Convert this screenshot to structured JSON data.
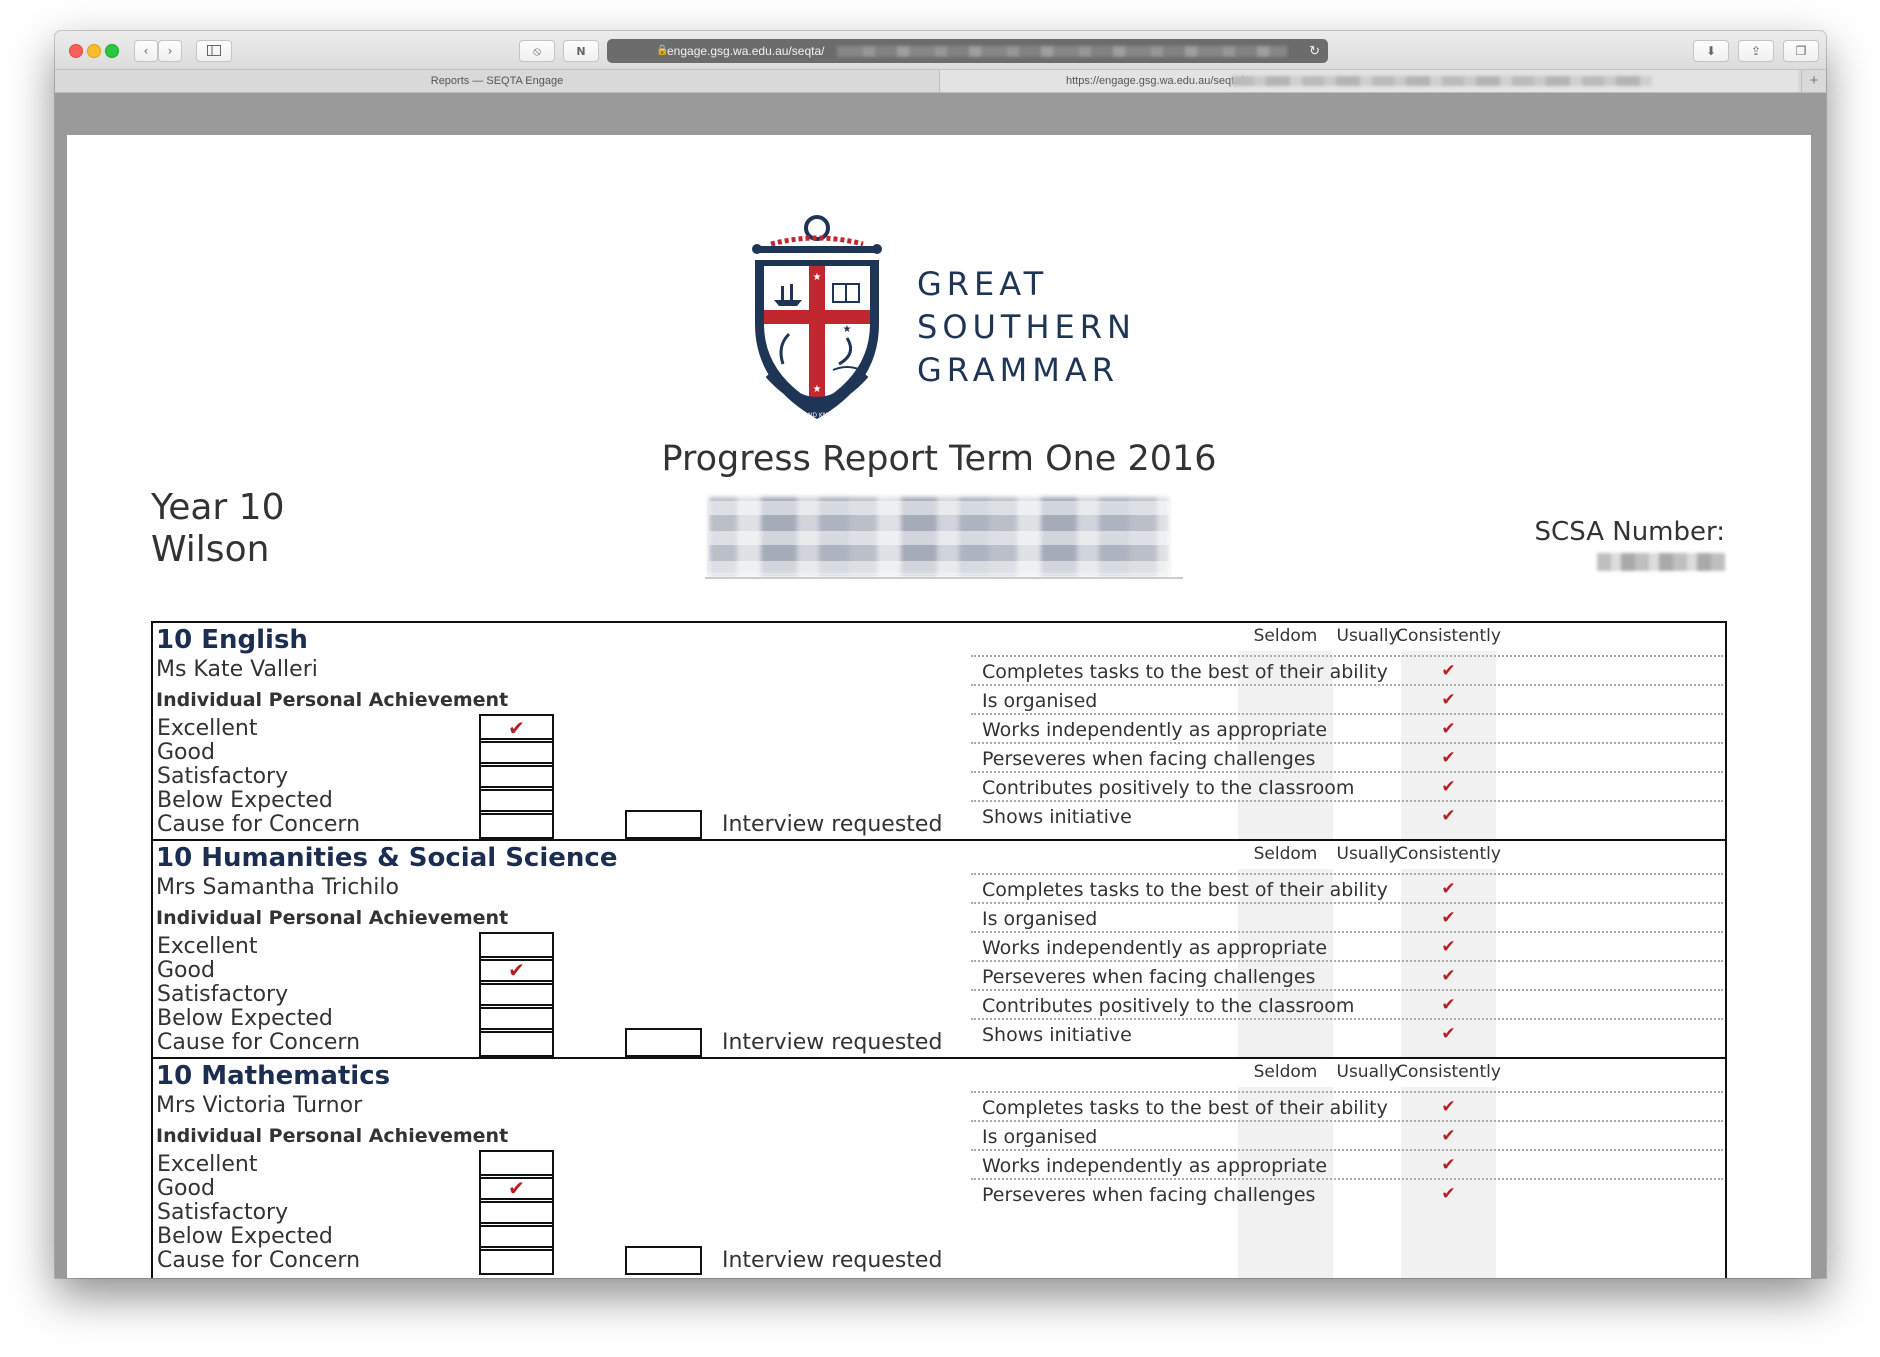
{
  "browser": {
    "url": "engage.gsg.wa.edu.au/seqta/",
    "tabs": [
      {
        "label": "Reports — SEQTA Engage"
      },
      {
        "label": "https://engage.gsg.wa.edu.au/seqta/"
      }
    ]
  },
  "school": {
    "line1": "GREAT",
    "line2": "SOUTHERN",
    "line3": "GRAMMAR",
    "crest_motto": "WISDOM AND KNOWLEDGE"
  },
  "report": {
    "title": "Progress Report Term One 2016",
    "year": "Year 10",
    "house": "Wilson",
    "scsa_label": "SCSA Number:"
  },
  "common": {
    "ipa_heading": "Individual Personal Achievement",
    "interview_label": "Interview requested",
    "freq_labels": [
      "Seldom",
      "Usually",
      "Consistently"
    ],
    "achievement_levels": [
      "Excellent",
      "Good",
      "Satisfactory",
      "Below Expected",
      "Cause for Concern"
    ],
    "behaviours": [
      "Completes tasks to the best of their ability",
      "Is organised",
      "Works independently as appropriate",
      "Perseveres when facing challenges",
      "Contributes positively to the classroom",
      "Shows initiative"
    ],
    "check": "✔"
  },
  "subjects": [
    {
      "name": "10 English",
      "teacher": "Ms Kate Valleri",
      "achievement": "Excellent",
      "behaviour_ratings": [
        "Consistently",
        "Consistently",
        "Consistently",
        "Consistently",
        "Consistently",
        "Consistently"
      ]
    },
    {
      "name": "10 Humanities & Social Science",
      "teacher": "Mrs Samantha Trichilo",
      "achievement": "Good",
      "behaviour_ratings": [
        "Consistently",
        "Consistently",
        "Consistently",
        "Consistently",
        "Consistently",
        "Consistently"
      ]
    },
    {
      "name": "10 Mathematics",
      "teacher": "Mrs Victoria Turnor",
      "achievement": "Good",
      "behaviour_ratings": [
        "Consistently",
        "Consistently",
        "Consistently",
        "Consistently"
      ]
    }
  ],
  "colors": {
    "navy": "#1c2d52",
    "check_red": "#b52025",
    "crest_red": "#c2262e"
  }
}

◆ ◆ ◆

Short problem: Without the pictures, retype the whole of the material above exactly.

Result:
Convert this screenshot to structured JSON data.
{
  "browser": {
    "url": "engage.gsg.wa.edu.au/seqta/",
    "tabs": [
      {
        "label": "Reports — SEQTA Engage"
      },
      {
        "label": "https://engage.gsg.wa.edu.au/seqta/"
      }
    ]
  },
  "school": {
    "line1": "GREAT",
    "line2": "SOUTHERN",
    "line3": "GRAMMAR",
    "crest_motto": "WISDOM AND KNOWLEDGE"
  },
  "report": {
    "title": "Progress Report Term One 2016",
    "year": "Year 10",
    "house": "Wilson",
    "scsa_label": "SCSA Number:"
  },
  "common": {
    "ipa_heading": "Individual Personal Achievement",
    "interview_label": "Interview requested",
    "freq_labels": [
      "Seldom",
      "Usually",
      "Consistently"
    ],
    "achievement_levels": [
      "Excellent",
      "Good",
      "Satisfactory",
      "Below Expected",
      "Cause for Concern"
    ],
    "behaviours": [
      "Completes tasks to the best of their ability",
      "Is organised",
      "Works independently as appropriate",
      "Perseveres when facing challenges",
      "Contributes positively to the classroom",
      "Shows initiative"
    ],
    "check": "✔"
  },
  "subjects": [
    {
      "name": "10 English",
      "teacher": "Ms Kate Valleri",
      "achievement": "Excellent",
      "behaviour_ratings": [
        "Consistently",
        "Consistently",
        "Consistently",
        "Consistently",
        "Consistently",
        "Consistently"
      ]
    },
    {
      "name": "10 Humanities & Social Science",
      "teacher": "Mrs Samantha Trichilo",
      "achievement": "Good",
      "behaviour_ratings": [
        "Consistently",
        "Consistently",
        "Consistently",
        "Consistently",
        "Consistently",
        "Consistently"
      ]
    },
    {
      "name": "10 Mathematics",
      "teacher": "Mrs Victoria Turnor",
      "achievement": "Good",
      "behaviour_ratings": [
        "Consistently",
        "Consistently",
        "Consistently",
        "Consistently"
      ]
    }
  ],
  "colors": {
    "navy": "#1c2d52",
    "check_red": "#b52025",
    "crest_red": "#c2262e"
  }
}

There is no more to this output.